Dataset excerpts:

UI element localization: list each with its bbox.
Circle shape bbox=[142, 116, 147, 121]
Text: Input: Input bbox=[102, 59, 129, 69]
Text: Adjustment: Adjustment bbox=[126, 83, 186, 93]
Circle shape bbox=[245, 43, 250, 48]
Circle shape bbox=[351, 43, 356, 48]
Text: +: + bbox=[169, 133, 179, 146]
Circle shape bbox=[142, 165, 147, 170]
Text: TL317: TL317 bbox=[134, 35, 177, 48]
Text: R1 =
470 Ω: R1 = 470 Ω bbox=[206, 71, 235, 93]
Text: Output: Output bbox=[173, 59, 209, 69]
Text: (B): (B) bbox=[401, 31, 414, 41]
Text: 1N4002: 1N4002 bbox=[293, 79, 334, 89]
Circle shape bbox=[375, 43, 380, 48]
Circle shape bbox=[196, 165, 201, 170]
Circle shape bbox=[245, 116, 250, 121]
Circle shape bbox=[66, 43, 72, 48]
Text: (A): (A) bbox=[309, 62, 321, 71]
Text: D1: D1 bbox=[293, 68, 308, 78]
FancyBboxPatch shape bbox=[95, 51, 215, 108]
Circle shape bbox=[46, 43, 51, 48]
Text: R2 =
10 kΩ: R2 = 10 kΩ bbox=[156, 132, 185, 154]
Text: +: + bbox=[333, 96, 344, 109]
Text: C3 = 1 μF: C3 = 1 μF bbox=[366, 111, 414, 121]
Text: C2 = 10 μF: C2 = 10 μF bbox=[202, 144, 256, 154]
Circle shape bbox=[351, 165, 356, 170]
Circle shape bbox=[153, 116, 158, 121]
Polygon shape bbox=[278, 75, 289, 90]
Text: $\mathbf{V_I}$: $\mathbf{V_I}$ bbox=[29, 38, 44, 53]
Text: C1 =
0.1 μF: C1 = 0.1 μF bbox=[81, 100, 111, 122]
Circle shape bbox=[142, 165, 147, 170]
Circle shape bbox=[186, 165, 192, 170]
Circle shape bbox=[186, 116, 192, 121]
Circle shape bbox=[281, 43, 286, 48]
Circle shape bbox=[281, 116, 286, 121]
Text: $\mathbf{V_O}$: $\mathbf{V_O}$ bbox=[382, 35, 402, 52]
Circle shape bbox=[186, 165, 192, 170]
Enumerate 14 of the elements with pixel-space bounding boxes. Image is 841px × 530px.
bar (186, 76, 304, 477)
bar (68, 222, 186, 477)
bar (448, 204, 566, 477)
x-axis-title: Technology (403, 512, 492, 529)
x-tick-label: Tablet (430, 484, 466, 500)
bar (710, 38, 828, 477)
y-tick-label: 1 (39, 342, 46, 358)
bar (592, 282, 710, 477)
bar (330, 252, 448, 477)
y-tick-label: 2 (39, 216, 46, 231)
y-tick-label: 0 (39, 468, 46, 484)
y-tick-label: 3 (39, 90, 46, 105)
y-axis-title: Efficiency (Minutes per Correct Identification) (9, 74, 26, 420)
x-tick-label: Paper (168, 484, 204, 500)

What you need to do: Give the entries again from the first line through the line holding "Circle shape bbox=[196, 165, 201, 170]", inclusive, changing "Adjustment" to "Trim" and leaving everything else unchanged.

Complete answer:
UI element localization: list each with its bbox.
Circle shape bbox=[142, 116, 147, 121]
Text: Input: Input bbox=[102, 59, 129, 69]
Text: Trim: Trim bbox=[126, 83, 186, 93]
Circle shape bbox=[245, 43, 250, 48]
Circle shape bbox=[351, 43, 356, 48]
Text: +: + bbox=[169, 133, 179, 146]
Circle shape bbox=[142, 165, 147, 170]
Text: TL317: TL317 bbox=[134, 35, 177, 48]
Text: R1 =
470 Ω: R1 = 470 Ω bbox=[206, 71, 235, 93]
Text: Output: Output bbox=[173, 59, 209, 69]
Text: (B): (B) bbox=[401, 31, 414, 41]
Text: 1N4002: 1N4002 bbox=[293, 79, 334, 89]
Circle shape bbox=[375, 43, 380, 48]
Circle shape bbox=[196, 165, 201, 170]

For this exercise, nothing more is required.